Data to process:

= = =

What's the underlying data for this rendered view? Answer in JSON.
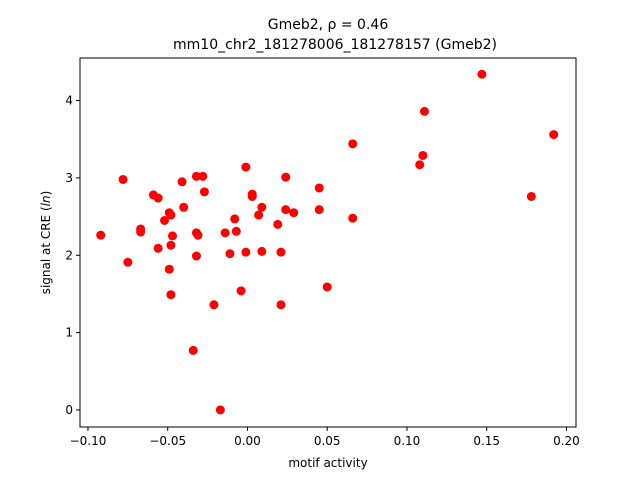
{
  "chart_data": {
    "type": "scatter",
    "title_line1": "Gmeb2, ρ = 0.46",
    "title_line2": "mm10_chr2_181278006_181278157 (Gmeb2)",
    "xlabel": "motif activity",
    "ylabel": "signal at CRE (ln)",
    "xlim": [
      -0.105,
      0.206
    ],
    "ylim": [
      -0.22,
      4.55
    ],
    "xticks": [
      -0.1,
      -0.05,
      0.0,
      0.05,
      0.1,
      0.15,
      0.2
    ],
    "xtick_labels": [
      "−0.10",
      "−0.05",
      "0.00",
      "0.05",
      "0.10",
      "0.15",
      "0.20"
    ],
    "yticks": [
      0,
      1,
      2,
      3,
      4
    ],
    "ytick_labels": [
      "0",
      "1",
      "2",
      "3",
      "4"
    ],
    "grid": false,
    "marker_color": "#ff0000",
    "points": [
      [
        -0.092,
        2.26
      ],
      [
        -0.078,
        2.98
      ],
      [
        -0.075,
        1.91
      ],
      [
        -0.067,
        2.3
      ],
      [
        -0.067,
        2.34
      ],
      [
        -0.059,
        2.78
      ],
      [
        -0.056,
        2.74
      ],
      [
        -0.056,
        2.09
      ],
      [
        -0.052,
        2.45
      ],
      [
        -0.049,
        2.55
      ],
      [
        -0.048,
        2.52
      ],
      [
        -0.048,
        2.13
      ],
      [
        -0.047,
        2.25
      ],
      [
        -0.049,
        1.82
      ],
      [
        -0.048,
        1.49
      ],
      [
        -0.041,
        2.95
      ],
      [
        -0.04,
        2.62
      ],
      [
        -0.032,
        3.02
      ],
      [
        -0.028,
        3.02
      ],
      [
        -0.027,
        2.82
      ],
      [
        -0.032,
        2.29
      ],
      [
        -0.031,
        2.26
      ],
      [
        -0.032,
        1.99
      ],
      [
        -0.034,
        0.77
      ],
      [
        -0.021,
        1.36
      ],
      [
        -0.017,
        0.0
      ],
      [
        -0.014,
        2.29
      ],
      [
        -0.011,
        2.02
      ],
      [
        -0.008,
        2.47
      ],
      [
        -0.007,
        2.31
      ],
      [
        -0.004,
        1.54
      ],
      [
        -0.001,
        3.14
      ],
      [
        -0.001,
        2.04
      ],
      [
        0.003,
        2.79
      ],
      [
        0.003,
        2.76
      ],
      [
        0.007,
        2.52
      ],
      [
        0.009,
        2.62
      ],
      [
        0.009,
        2.05
      ],
      [
        0.019,
        2.4
      ],
      [
        0.021,
        2.04
      ],
      [
        0.021,
        1.36
      ],
      [
        0.024,
        3.01
      ],
      [
        0.024,
        2.59
      ],
      [
        0.029,
        2.55
      ],
      [
        0.045,
        2.87
      ],
      [
        0.045,
        2.59
      ],
      [
        0.05,
        1.59
      ],
      [
        0.066,
        3.44
      ],
      [
        0.066,
        2.48
      ],
      [
        0.108,
        3.17
      ],
      [
        0.11,
        3.29
      ],
      [
        0.111,
        3.86
      ],
      [
        0.147,
        4.34
      ],
      [
        0.178,
        2.76
      ],
      [
        0.192,
        3.56
      ]
    ]
  }
}
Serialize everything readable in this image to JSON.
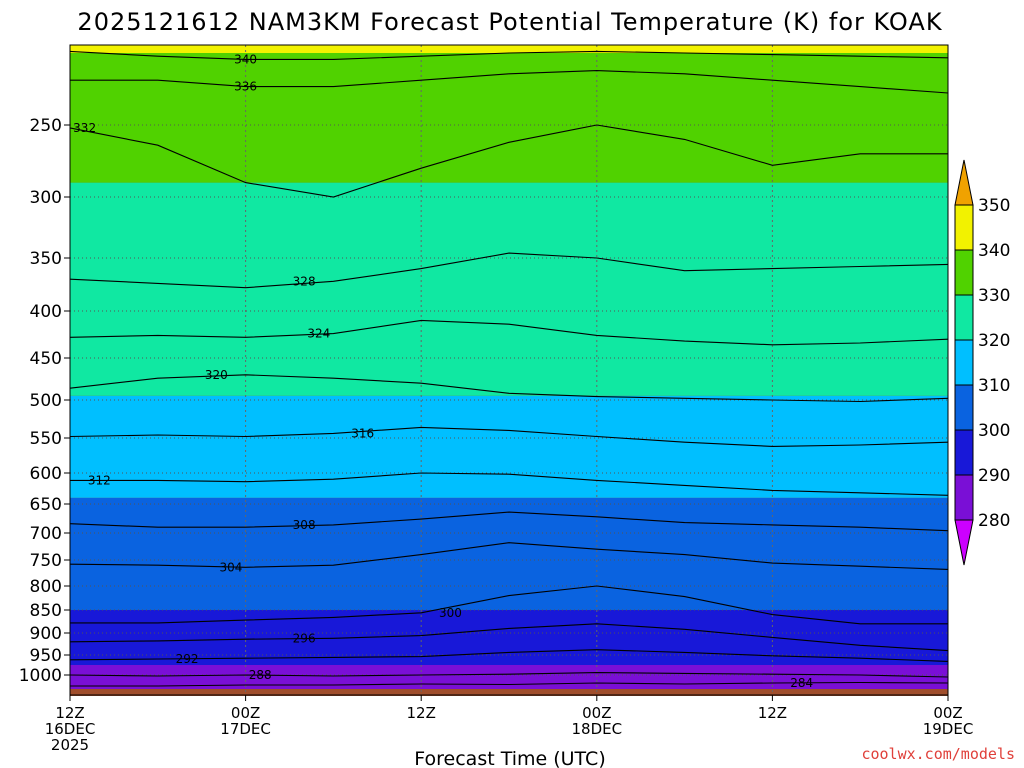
{
  "chart_data": {
    "type": "heatmap",
    "title": "2025121612 NAM3KM Forecast Potential Temperature (K) for KOAK",
    "xlabel": "Forecast Time (UTC)",
    "ylabel": "",
    "credit": "coolwx.com/models",
    "x_ticks": [
      {
        "hour": 0,
        "lines": [
          "12Z",
          "16DEC",
          "2025"
        ]
      },
      {
        "hour": 12,
        "lines": [
          "00Z",
          "17DEC"
        ]
      },
      {
        "hour": 24,
        "lines": [
          "12Z"
        ]
      },
      {
        "hour": 36,
        "lines": [
          "00Z",
          "18DEC"
        ]
      },
      {
        "hour": 48,
        "lines": [
          "12Z"
        ]
      },
      {
        "hour": 60,
        "lines": [
          "00Z",
          "19DEC"
        ]
      }
    ],
    "x_range_hours": [
      0,
      60
    ],
    "y_axis": "pressure (hPa), inverted",
    "y_ticks": [
      250,
      300,
      350,
      400,
      450,
      500,
      550,
      600,
      650,
      700,
      750,
      800,
      850,
      900,
      950,
      1000
    ],
    "y_range": [
      200,
      1040
    ],
    "colorbar": {
      "levels": [
        280,
        290,
        300,
        310,
        320,
        330,
        340,
        350
      ],
      "colors": [
        "#cc00ff",
        "#7a0fd6",
        "#1818d8",
        "#0a63e0",
        "#00bfff",
        "#10e8a2",
        "#50d200",
        "#f2f200",
        "#f0a200"
      ],
      "extend": "both"
    },
    "fill_bands": [
      {
        "color": "#a04e2c",
        "top": 1040,
        "bottom": 1040
      },
      {
        "color": "#7a0fd6",
        "top": 975,
        "bottom": 1028
      },
      {
        "color": "#1818d8",
        "top": 850,
        "bottom": 975
      },
      {
        "color": "#0a63e0",
        "top": 640,
        "bottom": 850
      },
      {
        "color": "#00bfff",
        "top": 495,
        "bottom": 640
      },
      {
        "color": "#10e8a2",
        "top": 290,
        "bottom": 495
      },
      {
        "color": "#50d200",
        "top": 205,
        "bottom": 290
      },
      {
        "color": "#f2f200",
        "top": 200,
        "bottom": 205
      }
    ],
    "contours": [
      {
        "value": 284,
        "label": "284",
        "label_hour": 50,
        "pressures": [
          1022,
          1022,
          1020,
          1020,
          1018,
          1019,
          1016,
          1018,
          1016,
          1015,
          1016
        ]
      },
      {
        "value": 288,
        "label": "288",
        "label_hour": 13,
        "pressures": [
          1000,
          1002,
          1000,
          1002,
          1000,
          998,
          994,
          996,
          998,
          1000,
          1004
        ]
      },
      {
        "value": 292,
        "label": "292",
        "label_hour": 8,
        "pressures": [
          962,
          960,
          958,
          956,
          954,
          944,
          938,
          944,
          952,
          958,
          966
        ]
      },
      {
        "value": 296,
        "label": "296",
        "label_hour": 16,
        "pressures": [
          920,
          918,
          914,
          912,
          906,
          890,
          880,
          892,
          910,
          928,
          940
        ]
      },
      {
        "value": 300,
        "label": "300",
        "label_hour": 26,
        "pressures": [
          878,
          878,
          872,
          866,
          856,
          820,
          800,
          822,
          860,
          880,
          880
        ]
      },
      {
        "value": 304,
        "label": "304",
        "label_hour": 11,
        "pressures": [
          758,
          760,
          764,
          760,
          740,
          718,
          730,
          740,
          756,
          762,
          768
        ]
      },
      {
        "value": 308,
        "label": "308",
        "label_hour": 16,
        "pressures": [
          684,
          690,
          690,
          686,
          676,
          664,
          672,
          682,
          686,
          690,
          696
        ]
      },
      {
        "value": 312,
        "label": "312",
        "label_hour": 2,
        "pressures": [
          612,
          612,
          614,
          610,
          600,
          602,
          612,
          620,
          628,
          632,
          636
        ]
      },
      {
        "value": 316,
        "label": "316",
        "label_hour": 20,
        "pressures": [
          548,
          546,
          548,
          544,
          536,
          540,
          548,
          556,
          562,
          560,
          556
        ]
      },
      {
        "value": 320,
        "label": "320",
        "label_hour": 10,
        "pressures": [
          486,
          474,
          470,
          474,
          480,
          492,
          496,
          498,
          500,
          502,
          498
        ]
      },
      {
        "value": 324,
        "label": "324",
        "label_hour": 17,
        "pressures": [
          428,
          426,
          428,
          424,
          410,
          414,
          426,
          432,
          436,
          434,
          430
        ]
      },
      {
        "value": 328,
        "label": "328",
        "label_hour": 16,
        "pressures": [
          370,
          374,
          378,
          372,
          360,
          346,
          350,
          362,
          360,
          358,
          356
        ]
      },
      {
        "value": 332,
        "label": "332",
        "label_hour": 1,
        "pressures": [
          252,
          264,
          290,
          300,
          280,
          262,
          250,
          260,
          278,
          270,
          270
        ]
      },
      {
        "value": 336,
        "label": "336",
        "label_hour": 12,
        "pressures": [
          222,
          222,
          226,
          226,
          222,
          218,
          216,
          218,
          222,
          226,
          230
        ]
      },
      {
        "value": 340,
        "label": "340",
        "label_hour": 12,
        "pressures": [
          204,
          207,
          209,
          209,
          207,
          205,
          204,
          205,
          206,
          207,
          208
        ]
      }
    ]
  }
}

= = =

Problem statement: Count the lines in the records above that contain the word "this", and give only that number.

Answer: 2